Task prompt: Collect the lines of the entries where "image" shows up.
═══ The records ═══
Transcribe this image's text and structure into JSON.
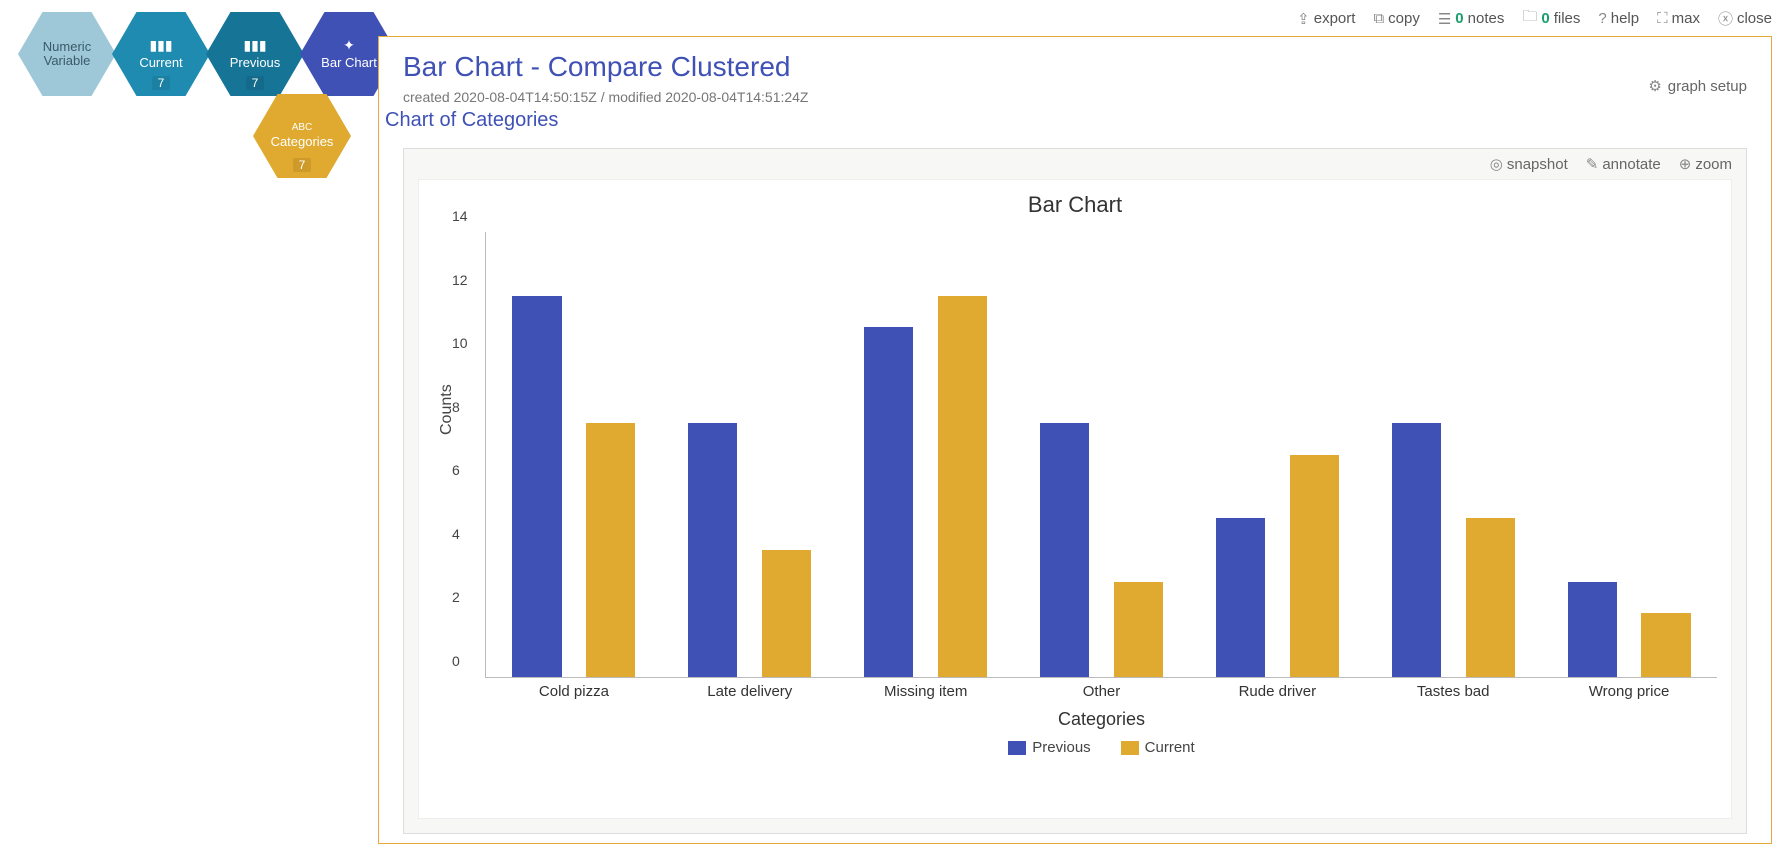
{
  "hexes": {
    "numeric": {
      "label": "Numeric\nVariable"
    },
    "current": {
      "label": "Current",
      "badge": "7"
    },
    "previous": {
      "label": "Previous",
      "badge": "7"
    },
    "barchart": {
      "label": "Bar Chart"
    },
    "categories": {
      "top": "ABC",
      "label": "Categories",
      "badge": "7"
    }
  },
  "toolbar": {
    "export": "export",
    "copy": "copy",
    "notes_count": "0",
    "notes": "notes",
    "files_count": "0",
    "files": "files",
    "help": "help",
    "max": "max",
    "close": "close"
  },
  "header": {
    "title": "Bar Chart - Compare Clustered",
    "timestamps": "created 2020-08-04T14:50:15Z / modified 2020-08-04T14:51:24Z",
    "graph_setup": "graph setup"
  },
  "section_title": "Chart of Categories",
  "chart_toolbar": {
    "snapshot": "snapshot",
    "annotate": "annotate",
    "zoom": "zoom"
  },
  "chart_data": {
    "type": "bar",
    "title": "Bar Chart",
    "xlabel": "Categories",
    "ylabel": "Counts",
    "ylim": [
      0,
      14
    ],
    "yticks": [
      0,
      2,
      4,
      6,
      8,
      10,
      12,
      14
    ],
    "categories": [
      "Cold pizza",
      "Late delivery",
      "Missing item",
      "Other",
      "Rude driver",
      "Tastes bad",
      "Wrong price"
    ],
    "series": [
      {
        "name": "Previous",
        "color": "#3f51b5",
        "values": [
          12,
          8,
          11,
          8,
          5,
          8,
          3
        ]
      },
      {
        "name": "Current",
        "color": "#e0a92f",
        "values": [
          8,
          4,
          12,
          3,
          7,
          5,
          2
        ]
      }
    ]
  }
}
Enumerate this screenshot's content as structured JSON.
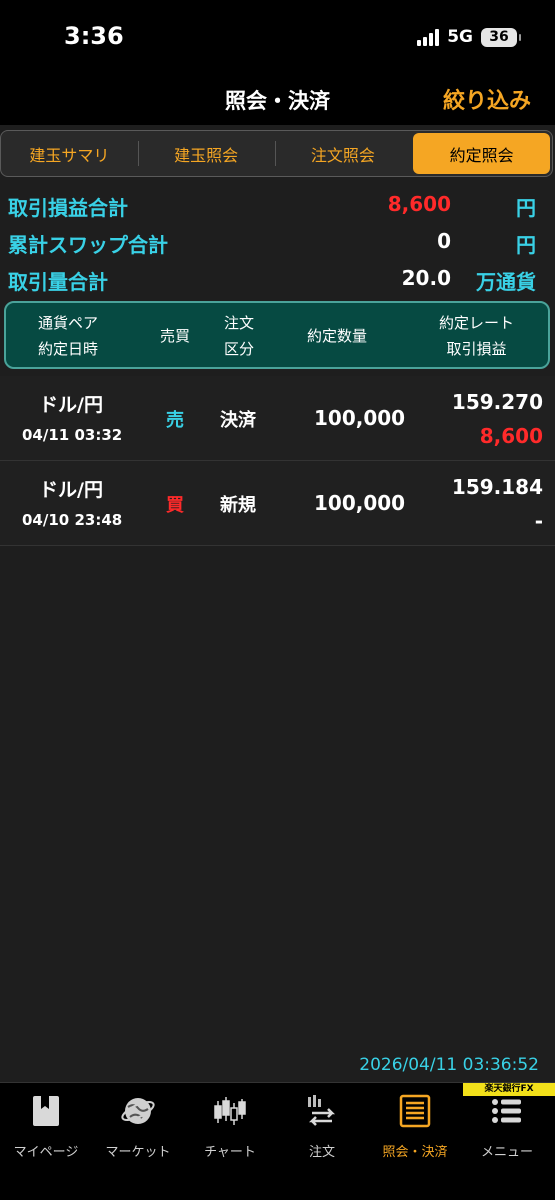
{
  "status_bar": {
    "time": "3:36",
    "network": "5G",
    "battery": "36"
  },
  "header": {
    "title": "照会・決済",
    "filter_label": "絞り込み"
  },
  "tabs": [
    {
      "label": "建玉サマリ",
      "active": false
    },
    {
      "label": "建玉照会",
      "active": false
    },
    {
      "label": "注文照会",
      "active": false
    },
    {
      "label": "約定照会",
      "active": true
    }
  ],
  "summary": {
    "pl_total": {
      "label": "取引損益合計",
      "value": "8,600",
      "unit": "円"
    },
    "swap_total": {
      "label": "累計スワップ合計",
      "value": "0",
      "unit": "円"
    },
    "volume_total": {
      "label": "取引量合計",
      "value": "20.0",
      "unit": "万通貨"
    }
  },
  "table_header": {
    "pair_line1": "通貨ペア",
    "pair_line2": "約定日時",
    "side": "売買",
    "kind_line1": "注文",
    "kind_line2": "区分",
    "qty": "約定数量",
    "rate_line1": "約定レート",
    "rate_line2": "取引損益"
  },
  "rows": [
    {
      "pair": "ドル/円",
      "datetime": "04/11 03:32",
      "side": "売",
      "kind": "決済",
      "qty": "100,000",
      "rate": "159.270",
      "pl": "8,600"
    },
    {
      "pair": "ドル/円",
      "datetime": "04/10 23:48",
      "side": "買",
      "kind": "新規",
      "qty": "100,000",
      "rate": "159.184",
      "pl": "-"
    }
  ],
  "timestamp": "2026/04/11 03:36:52",
  "brand": "楽天銀行FX",
  "nav": [
    {
      "label": "マイページ",
      "icon": "bookmark-page-icon"
    },
    {
      "label": "マーケット",
      "icon": "globe-icon"
    },
    {
      "label": "チャート",
      "icon": "candlestick-chart-icon"
    },
    {
      "label": "注文",
      "icon": "order-exchange-icon"
    },
    {
      "label": "照会・決済",
      "icon": "document-list-icon",
      "active": true
    },
    {
      "label": "メニュー",
      "icon": "menu-list-icon"
    }
  ],
  "colors": {
    "accent": "#f5a623",
    "cyan": "#39d1e6",
    "profit": "#ff2a2a",
    "sell": "#39d1e6",
    "buy": "#ff2a2a",
    "header_bg": "#064a42"
  }
}
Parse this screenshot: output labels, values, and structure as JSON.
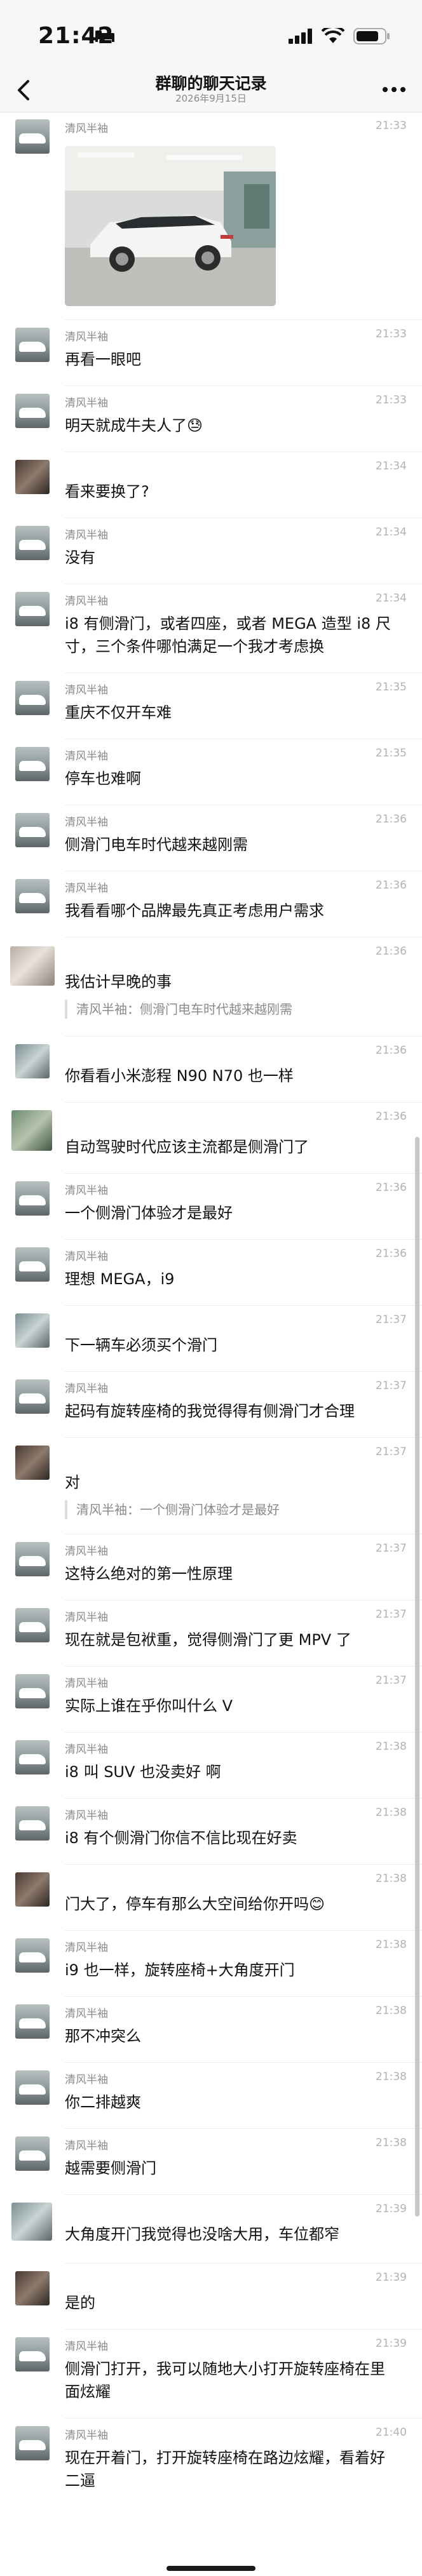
{
  "status_bar": {
    "time": "21:42"
  },
  "nav": {
    "title": "群聊的聊天记录",
    "subtitle": "2026年9月15日"
  },
  "icons": {
    "back": "chevron-left-icon",
    "more": "more-dots-icon",
    "signal": "signal-icon",
    "wifi": "wifi-icon",
    "battery": "battery-icon",
    "bed": "sleep-focus-icon"
  },
  "colors": {
    "background": "#ffffff",
    "nav_background": "#f7f7f7",
    "meta_text": "#8a8a8a",
    "time_text": "#b2b2b2"
  },
  "messages": [
    {
      "sender": "清风半袖",
      "time": "21:33",
      "text": "",
      "avatar": "car",
      "type": "image",
      "image": "white-suv-in-parking-garage"
    },
    {
      "sender": "清风半袖",
      "time": "21:33",
      "text": "再看一眼吧",
      "avatar": "car"
    },
    {
      "sender": "清风半袖",
      "time": "21:33",
      "text": "明天就成牛夫人了😓",
      "avatar": "car"
    },
    {
      "sender": "",
      "time": "21:34",
      "text": "看来要换了?",
      "avatar": "dark"
    },
    {
      "sender": "清风半袖",
      "time": "21:34",
      "text": "没有",
      "avatar": "car"
    },
    {
      "sender": "清风半袖",
      "time": "21:34",
      "text": "i8 有侧滑门，或者四座，或者 MEGA 造型 i8 尺寸，三个条件哪怕满足一个我才考虑换",
      "avatar": "car"
    },
    {
      "sender": "清风半袖",
      "time": "21:35",
      "text": "重庆不仅开车难",
      "avatar": "car"
    },
    {
      "sender": "清风半袖",
      "time": "21:35",
      "text": "停车也难啊",
      "avatar": "car"
    },
    {
      "sender": "清风半袖",
      "time": "21:36",
      "text": "侧滑门电车时代越来越刚需",
      "avatar": "car"
    },
    {
      "sender": "清风半袖",
      "time": "21:36",
      "text": "我看看哪个品牌最先真正考虑用户需求",
      "avatar": "car"
    },
    {
      "sender": "",
      "time": "21:36",
      "text": "我估计早晚的事",
      "avatar": "blur",
      "quote": "清风半袖：侧滑门电车时代越来越刚需"
    },
    {
      "sender": "",
      "time": "21:36",
      "text": "你看看小米澎程 N90 N70 也一样",
      "avatar": "gray"
    },
    {
      "sender": "",
      "time": "21:36",
      "text": "自动驾驶时代应该主流都是侧滑门了",
      "avatar": "green"
    },
    {
      "sender": "清风半袖",
      "time": "21:36",
      "text": "一个侧滑门体验才是最好",
      "avatar": "car"
    },
    {
      "sender": "清风半袖",
      "time": "21:36",
      "text": "理想 MEGA，i9",
      "avatar": "car"
    },
    {
      "sender": "",
      "time": "21:37",
      "text": "下一辆车必须买个滑门",
      "avatar": "gray"
    },
    {
      "sender": "清风半袖",
      "time": "21:37",
      "text": "起码有旋转座椅的我觉得得有侧滑门才合理",
      "avatar": "car"
    },
    {
      "sender": "",
      "time": "21:37",
      "text": "对",
      "avatar": "dark",
      "quote": "清风半袖：一个侧滑门体验才是最好"
    },
    {
      "sender": "清风半袖",
      "time": "21:37",
      "text": "这特么绝对的第一性原理",
      "avatar": "car"
    },
    {
      "sender": "清风半袖",
      "time": "21:37",
      "text": "现在就是包袱重，觉得侧滑门了更 MPV 了",
      "avatar": "car"
    },
    {
      "sender": "清风半袖",
      "time": "21:37",
      "text": "实际上谁在乎你叫什么 V",
      "avatar": "car"
    },
    {
      "sender": "清风半袖",
      "time": "21:38",
      "text": "i8 叫 SUV 也没卖好 啊",
      "avatar": "car"
    },
    {
      "sender": "清风半袖",
      "time": "21:38",
      "text": "i8 有个侧滑门你信不信比现在好卖",
      "avatar": "car"
    },
    {
      "sender": "",
      "time": "21:38",
      "text": "门大了，停车有那么大空间给你开吗😊",
      "avatar": "dark"
    },
    {
      "sender": "清风半袖",
      "time": "21:38",
      "text": "i9 也一样，旋转座椅+大角度开门",
      "avatar": "car"
    },
    {
      "sender": "清风半袖",
      "time": "21:38",
      "text": "那不冲突么",
      "avatar": "car"
    },
    {
      "sender": "清风半袖",
      "time": "21:38",
      "text": "你二排越爽",
      "avatar": "car"
    },
    {
      "sender": "清风半袖",
      "time": "21:38",
      "text": "越需要侧滑门",
      "avatar": "car"
    },
    {
      "sender": "",
      "time": "21:39",
      "text": "大角度开门我觉得也没啥大用，车位都窄",
      "avatar": "gray"
    },
    {
      "sender": "",
      "time": "21:39",
      "text": "是的",
      "avatar": "dark"
    },
    {
      "sender": "清风半袖",
      "time": "21:39",
      "text": "侧滑门打开，我可以随地大小打开旋转座椅在里面炫耀",
      "avatar": "car"
    },
    {
      "sender": "清风半袖",
      "time": "21:40",
      "text": "现在开着门，打开旋转座椅在路边炫耀，看着好二逼",
      "avatar": "car"
    }
  ]
}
═══
The answer:
Transcribe this image's text and structure into JSON.
      "type": "image",
      "image": "white-suv-in-parking-garage"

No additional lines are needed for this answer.